Figure record listings

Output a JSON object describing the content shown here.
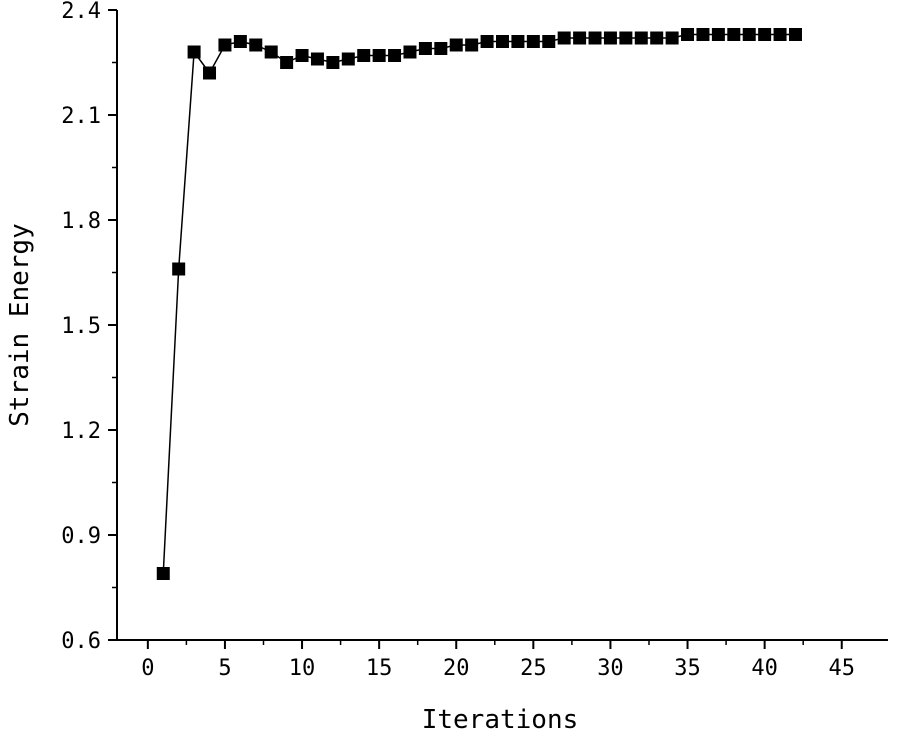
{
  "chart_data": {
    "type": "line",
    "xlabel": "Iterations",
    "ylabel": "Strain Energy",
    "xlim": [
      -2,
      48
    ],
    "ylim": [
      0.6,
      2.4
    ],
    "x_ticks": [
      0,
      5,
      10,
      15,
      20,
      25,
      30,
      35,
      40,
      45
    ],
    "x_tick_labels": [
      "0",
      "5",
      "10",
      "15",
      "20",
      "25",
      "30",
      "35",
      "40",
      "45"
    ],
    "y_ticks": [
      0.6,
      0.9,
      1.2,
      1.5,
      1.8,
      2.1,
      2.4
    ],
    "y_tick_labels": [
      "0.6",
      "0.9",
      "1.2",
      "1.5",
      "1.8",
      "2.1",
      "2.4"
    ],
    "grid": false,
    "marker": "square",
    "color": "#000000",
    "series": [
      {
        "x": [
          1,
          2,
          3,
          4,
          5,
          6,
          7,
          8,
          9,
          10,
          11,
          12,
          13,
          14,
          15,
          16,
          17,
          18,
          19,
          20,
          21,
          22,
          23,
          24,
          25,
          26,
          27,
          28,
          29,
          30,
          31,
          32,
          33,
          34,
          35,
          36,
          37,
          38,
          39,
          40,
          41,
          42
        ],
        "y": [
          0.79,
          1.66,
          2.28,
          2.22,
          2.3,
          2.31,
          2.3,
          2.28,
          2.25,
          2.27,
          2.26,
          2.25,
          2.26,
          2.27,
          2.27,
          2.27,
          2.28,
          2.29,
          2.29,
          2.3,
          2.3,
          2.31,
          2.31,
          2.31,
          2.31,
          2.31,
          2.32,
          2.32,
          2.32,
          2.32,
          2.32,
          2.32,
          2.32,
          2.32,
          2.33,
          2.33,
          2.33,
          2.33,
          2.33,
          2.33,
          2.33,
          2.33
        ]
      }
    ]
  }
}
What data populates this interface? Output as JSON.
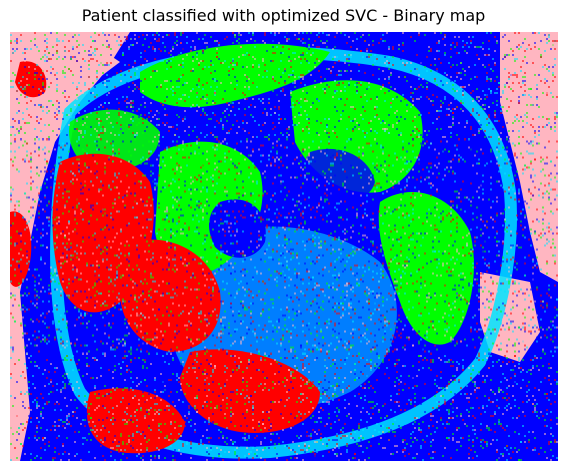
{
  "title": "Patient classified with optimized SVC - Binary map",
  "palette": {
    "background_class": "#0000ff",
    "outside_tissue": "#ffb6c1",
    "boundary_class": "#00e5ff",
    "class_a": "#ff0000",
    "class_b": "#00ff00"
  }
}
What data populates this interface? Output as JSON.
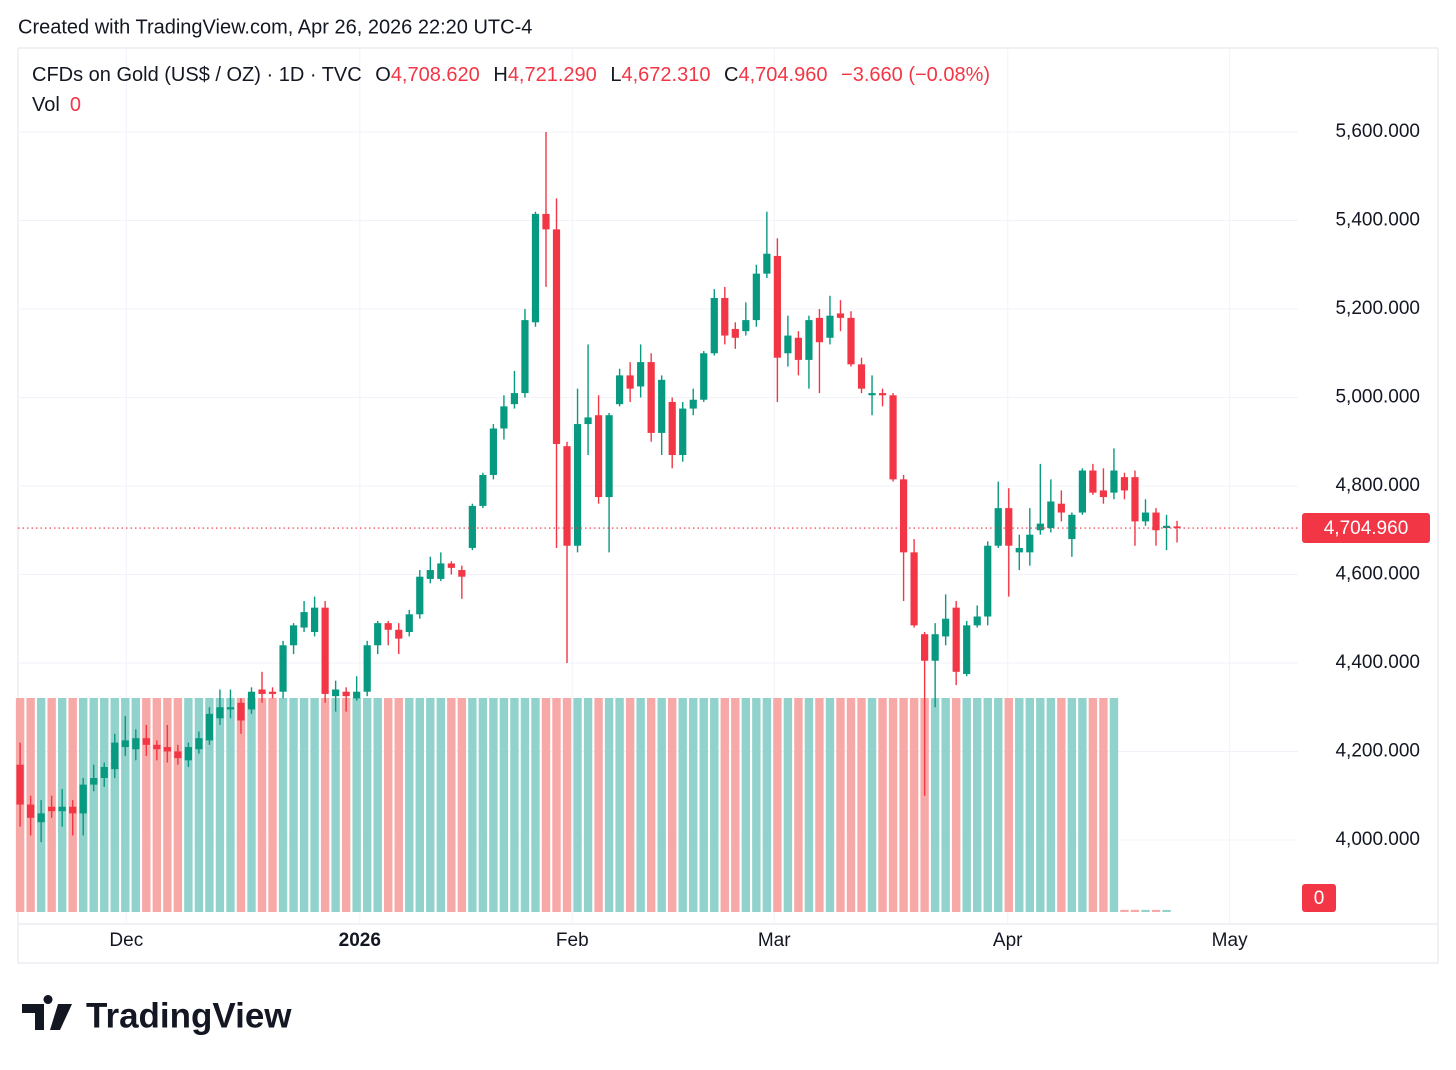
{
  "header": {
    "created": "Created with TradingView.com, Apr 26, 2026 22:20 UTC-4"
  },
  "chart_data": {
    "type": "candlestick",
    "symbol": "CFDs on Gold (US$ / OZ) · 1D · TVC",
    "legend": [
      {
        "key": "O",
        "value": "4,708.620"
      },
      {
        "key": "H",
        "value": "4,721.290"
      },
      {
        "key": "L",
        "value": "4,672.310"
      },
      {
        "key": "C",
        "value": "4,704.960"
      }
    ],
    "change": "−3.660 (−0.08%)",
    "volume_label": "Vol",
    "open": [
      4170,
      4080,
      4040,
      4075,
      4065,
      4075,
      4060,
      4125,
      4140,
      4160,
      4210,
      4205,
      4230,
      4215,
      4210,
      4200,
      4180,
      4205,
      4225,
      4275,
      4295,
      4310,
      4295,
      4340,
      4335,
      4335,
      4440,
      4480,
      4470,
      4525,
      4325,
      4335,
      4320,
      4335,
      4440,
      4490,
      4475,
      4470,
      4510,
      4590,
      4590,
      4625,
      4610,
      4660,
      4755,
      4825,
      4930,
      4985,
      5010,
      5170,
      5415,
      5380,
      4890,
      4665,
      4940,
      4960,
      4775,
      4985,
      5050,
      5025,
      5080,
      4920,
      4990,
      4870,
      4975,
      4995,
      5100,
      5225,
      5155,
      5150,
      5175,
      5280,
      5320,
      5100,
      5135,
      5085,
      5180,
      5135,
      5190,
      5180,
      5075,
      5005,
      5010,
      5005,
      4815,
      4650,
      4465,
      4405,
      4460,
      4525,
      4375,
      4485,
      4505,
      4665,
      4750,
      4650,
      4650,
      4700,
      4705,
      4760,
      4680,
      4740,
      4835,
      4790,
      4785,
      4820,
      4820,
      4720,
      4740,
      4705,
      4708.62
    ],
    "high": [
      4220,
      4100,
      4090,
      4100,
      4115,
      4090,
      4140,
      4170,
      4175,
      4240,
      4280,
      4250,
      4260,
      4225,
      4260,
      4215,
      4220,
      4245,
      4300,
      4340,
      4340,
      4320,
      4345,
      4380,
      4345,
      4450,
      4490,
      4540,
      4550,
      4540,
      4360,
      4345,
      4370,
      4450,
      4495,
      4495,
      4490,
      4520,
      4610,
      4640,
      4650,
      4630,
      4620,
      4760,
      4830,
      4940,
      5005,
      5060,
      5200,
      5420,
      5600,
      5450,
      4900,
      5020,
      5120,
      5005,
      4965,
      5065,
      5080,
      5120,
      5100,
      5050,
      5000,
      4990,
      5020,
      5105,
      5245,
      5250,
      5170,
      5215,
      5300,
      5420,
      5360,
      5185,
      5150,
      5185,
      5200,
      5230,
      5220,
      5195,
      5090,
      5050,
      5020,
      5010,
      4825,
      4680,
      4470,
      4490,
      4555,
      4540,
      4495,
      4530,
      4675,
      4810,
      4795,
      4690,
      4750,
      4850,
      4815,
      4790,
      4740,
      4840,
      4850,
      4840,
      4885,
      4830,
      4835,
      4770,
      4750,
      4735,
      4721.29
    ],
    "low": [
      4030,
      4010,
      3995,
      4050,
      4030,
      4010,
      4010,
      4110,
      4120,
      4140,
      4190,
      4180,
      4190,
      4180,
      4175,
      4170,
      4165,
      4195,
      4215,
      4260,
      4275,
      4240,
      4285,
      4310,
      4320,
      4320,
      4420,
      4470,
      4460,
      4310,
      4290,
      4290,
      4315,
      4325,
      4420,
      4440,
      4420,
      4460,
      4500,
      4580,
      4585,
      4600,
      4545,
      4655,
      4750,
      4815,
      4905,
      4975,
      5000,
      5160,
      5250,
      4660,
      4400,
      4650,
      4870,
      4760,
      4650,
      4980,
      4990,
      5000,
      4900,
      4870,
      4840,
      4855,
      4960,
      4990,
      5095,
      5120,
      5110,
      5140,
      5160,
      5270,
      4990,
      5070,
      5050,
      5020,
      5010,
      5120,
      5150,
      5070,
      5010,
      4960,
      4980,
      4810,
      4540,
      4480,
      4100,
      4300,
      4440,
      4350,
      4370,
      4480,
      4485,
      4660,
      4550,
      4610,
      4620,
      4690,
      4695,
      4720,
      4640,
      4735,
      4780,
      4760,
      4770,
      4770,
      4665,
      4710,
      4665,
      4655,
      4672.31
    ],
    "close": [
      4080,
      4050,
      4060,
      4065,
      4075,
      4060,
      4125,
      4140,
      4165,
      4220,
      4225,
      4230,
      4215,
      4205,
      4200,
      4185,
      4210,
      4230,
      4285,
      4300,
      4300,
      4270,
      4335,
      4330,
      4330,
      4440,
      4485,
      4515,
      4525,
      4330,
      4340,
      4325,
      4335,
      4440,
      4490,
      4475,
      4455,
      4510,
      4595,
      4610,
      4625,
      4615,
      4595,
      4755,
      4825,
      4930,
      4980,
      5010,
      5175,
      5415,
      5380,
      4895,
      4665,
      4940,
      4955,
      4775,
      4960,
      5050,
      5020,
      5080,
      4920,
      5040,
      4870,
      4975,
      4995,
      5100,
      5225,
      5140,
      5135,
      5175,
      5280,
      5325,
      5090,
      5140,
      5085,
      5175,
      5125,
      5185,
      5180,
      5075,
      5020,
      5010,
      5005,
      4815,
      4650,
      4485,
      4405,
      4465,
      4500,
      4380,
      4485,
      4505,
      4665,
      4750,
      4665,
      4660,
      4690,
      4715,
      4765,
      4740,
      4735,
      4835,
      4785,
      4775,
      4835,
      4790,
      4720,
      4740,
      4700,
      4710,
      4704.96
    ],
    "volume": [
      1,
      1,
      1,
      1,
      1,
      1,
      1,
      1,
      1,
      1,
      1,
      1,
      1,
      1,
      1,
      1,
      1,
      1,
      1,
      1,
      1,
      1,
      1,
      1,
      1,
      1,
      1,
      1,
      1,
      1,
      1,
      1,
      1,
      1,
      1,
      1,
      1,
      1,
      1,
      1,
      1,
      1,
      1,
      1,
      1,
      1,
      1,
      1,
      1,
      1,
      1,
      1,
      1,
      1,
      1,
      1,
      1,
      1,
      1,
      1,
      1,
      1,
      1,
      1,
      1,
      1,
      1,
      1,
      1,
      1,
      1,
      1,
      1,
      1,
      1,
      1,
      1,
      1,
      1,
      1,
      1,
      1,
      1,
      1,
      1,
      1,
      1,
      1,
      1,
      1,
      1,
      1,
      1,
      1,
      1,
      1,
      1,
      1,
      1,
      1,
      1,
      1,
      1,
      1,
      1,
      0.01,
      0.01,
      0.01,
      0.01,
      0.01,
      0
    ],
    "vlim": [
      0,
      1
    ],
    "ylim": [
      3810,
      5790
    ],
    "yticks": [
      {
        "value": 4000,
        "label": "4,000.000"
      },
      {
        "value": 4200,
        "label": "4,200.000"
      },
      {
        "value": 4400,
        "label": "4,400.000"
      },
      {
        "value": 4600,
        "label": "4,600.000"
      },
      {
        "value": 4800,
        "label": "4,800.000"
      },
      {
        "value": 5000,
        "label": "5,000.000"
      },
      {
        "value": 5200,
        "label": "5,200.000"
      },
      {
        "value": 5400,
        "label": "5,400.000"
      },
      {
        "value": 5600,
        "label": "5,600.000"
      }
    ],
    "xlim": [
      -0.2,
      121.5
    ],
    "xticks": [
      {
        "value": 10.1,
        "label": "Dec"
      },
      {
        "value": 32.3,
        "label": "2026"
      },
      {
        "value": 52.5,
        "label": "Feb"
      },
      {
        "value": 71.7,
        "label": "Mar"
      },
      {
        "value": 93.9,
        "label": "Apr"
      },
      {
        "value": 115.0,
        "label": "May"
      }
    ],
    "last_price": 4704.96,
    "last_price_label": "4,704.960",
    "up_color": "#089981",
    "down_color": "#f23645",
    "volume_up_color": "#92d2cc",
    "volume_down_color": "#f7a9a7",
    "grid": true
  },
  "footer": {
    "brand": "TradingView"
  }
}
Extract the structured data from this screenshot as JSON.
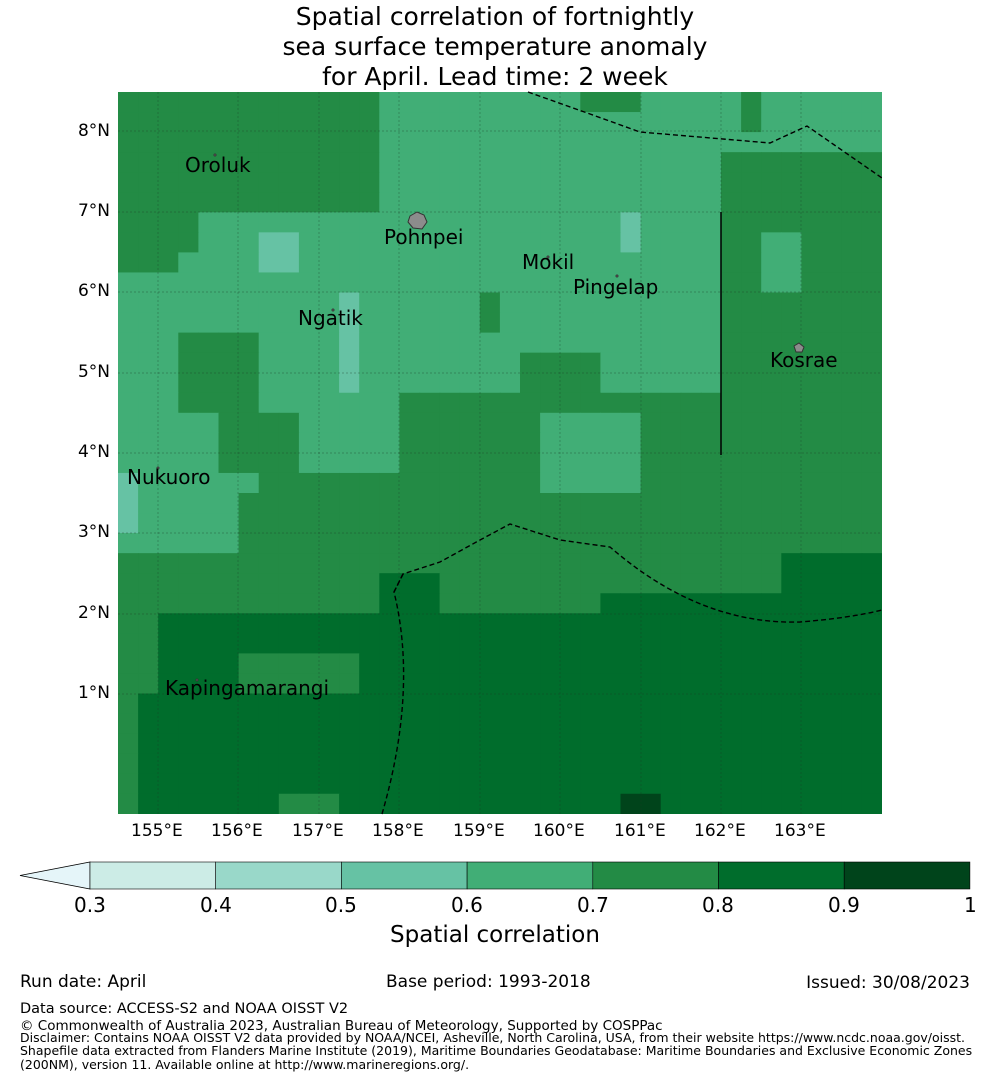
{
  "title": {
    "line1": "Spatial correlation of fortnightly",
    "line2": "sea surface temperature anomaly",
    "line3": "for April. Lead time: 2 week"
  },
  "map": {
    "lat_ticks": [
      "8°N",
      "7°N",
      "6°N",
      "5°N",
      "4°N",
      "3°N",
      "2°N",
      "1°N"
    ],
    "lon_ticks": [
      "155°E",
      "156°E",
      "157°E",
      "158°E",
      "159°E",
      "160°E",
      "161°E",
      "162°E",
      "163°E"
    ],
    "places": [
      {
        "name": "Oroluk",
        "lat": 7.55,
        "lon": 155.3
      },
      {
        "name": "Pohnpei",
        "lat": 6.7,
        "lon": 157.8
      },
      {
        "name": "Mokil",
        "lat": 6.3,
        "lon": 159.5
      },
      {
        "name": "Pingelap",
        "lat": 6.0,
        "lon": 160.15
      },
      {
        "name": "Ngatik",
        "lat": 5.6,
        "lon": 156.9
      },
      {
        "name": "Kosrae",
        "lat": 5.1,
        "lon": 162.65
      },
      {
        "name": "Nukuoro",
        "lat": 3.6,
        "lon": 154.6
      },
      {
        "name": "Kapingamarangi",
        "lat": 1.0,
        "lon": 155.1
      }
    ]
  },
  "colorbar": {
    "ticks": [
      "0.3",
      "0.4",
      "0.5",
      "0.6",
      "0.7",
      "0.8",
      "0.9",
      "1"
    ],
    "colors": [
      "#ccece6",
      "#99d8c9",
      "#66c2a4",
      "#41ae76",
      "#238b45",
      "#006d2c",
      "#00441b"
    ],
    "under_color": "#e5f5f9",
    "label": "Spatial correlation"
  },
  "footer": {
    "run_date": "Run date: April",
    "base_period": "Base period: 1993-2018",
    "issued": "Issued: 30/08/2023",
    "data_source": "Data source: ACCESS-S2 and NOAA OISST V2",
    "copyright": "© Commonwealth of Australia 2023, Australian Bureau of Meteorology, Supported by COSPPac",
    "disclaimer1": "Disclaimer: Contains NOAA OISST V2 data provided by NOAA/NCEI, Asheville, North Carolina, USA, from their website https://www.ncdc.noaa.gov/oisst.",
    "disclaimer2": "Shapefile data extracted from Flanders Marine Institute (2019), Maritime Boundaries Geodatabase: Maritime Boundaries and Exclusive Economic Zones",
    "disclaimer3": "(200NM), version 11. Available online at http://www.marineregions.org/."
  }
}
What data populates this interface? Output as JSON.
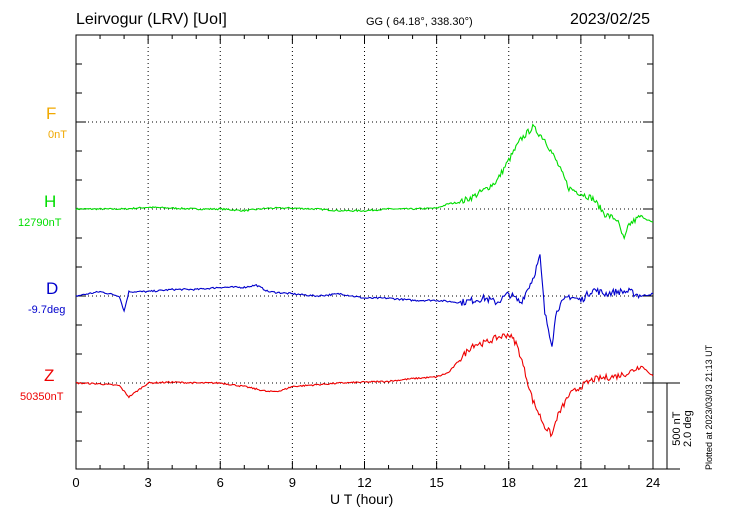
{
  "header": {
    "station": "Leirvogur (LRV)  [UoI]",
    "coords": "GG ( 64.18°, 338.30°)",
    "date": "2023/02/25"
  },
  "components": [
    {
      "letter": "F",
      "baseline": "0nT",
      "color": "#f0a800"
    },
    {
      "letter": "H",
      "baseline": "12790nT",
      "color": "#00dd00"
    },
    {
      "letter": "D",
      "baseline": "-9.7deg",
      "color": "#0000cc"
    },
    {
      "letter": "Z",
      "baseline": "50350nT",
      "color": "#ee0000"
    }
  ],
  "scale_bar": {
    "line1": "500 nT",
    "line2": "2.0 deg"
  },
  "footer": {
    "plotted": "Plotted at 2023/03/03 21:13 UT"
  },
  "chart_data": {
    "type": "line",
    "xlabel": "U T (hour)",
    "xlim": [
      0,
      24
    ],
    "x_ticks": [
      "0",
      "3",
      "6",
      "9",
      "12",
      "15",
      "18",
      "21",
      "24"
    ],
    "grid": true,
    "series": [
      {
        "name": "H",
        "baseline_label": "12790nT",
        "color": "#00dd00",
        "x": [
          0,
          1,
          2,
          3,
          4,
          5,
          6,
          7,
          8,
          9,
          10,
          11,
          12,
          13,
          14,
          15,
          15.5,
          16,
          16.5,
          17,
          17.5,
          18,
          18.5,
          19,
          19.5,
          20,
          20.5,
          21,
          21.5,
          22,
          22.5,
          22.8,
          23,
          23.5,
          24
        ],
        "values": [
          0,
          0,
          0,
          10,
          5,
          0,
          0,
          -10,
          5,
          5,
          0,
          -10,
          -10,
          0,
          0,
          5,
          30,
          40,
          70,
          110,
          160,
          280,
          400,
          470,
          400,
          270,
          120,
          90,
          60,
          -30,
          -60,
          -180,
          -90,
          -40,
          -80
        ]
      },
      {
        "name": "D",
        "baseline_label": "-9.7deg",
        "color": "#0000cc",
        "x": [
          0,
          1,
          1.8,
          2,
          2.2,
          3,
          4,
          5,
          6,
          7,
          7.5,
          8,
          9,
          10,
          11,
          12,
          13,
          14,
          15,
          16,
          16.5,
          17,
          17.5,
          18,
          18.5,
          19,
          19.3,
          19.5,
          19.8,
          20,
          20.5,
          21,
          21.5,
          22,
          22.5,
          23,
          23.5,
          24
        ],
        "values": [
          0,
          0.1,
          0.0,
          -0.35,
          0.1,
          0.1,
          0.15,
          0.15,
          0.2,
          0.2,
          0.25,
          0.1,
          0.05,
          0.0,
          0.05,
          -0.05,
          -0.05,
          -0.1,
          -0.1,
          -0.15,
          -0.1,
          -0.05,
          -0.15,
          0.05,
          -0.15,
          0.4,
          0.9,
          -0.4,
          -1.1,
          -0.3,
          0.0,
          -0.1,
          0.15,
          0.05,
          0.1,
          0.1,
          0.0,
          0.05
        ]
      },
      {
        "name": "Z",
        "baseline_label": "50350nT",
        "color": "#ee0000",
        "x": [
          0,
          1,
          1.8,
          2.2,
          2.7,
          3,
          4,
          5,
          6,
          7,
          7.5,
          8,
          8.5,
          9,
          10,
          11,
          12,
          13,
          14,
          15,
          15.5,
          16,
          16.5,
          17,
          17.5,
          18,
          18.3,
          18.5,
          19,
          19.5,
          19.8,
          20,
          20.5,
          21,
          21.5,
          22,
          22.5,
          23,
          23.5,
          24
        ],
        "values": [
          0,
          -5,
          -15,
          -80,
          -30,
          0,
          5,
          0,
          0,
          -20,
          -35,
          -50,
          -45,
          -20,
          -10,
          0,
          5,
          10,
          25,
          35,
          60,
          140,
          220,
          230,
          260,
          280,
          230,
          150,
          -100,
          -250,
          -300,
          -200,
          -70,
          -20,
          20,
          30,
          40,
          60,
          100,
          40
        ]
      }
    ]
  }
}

### Exercise instructions
Pick out and copy the lines of the entries that hold the string "title".

### Answer to the exercise
  "title": "Patient classified with optimized SVC - Binary map",
  "title": {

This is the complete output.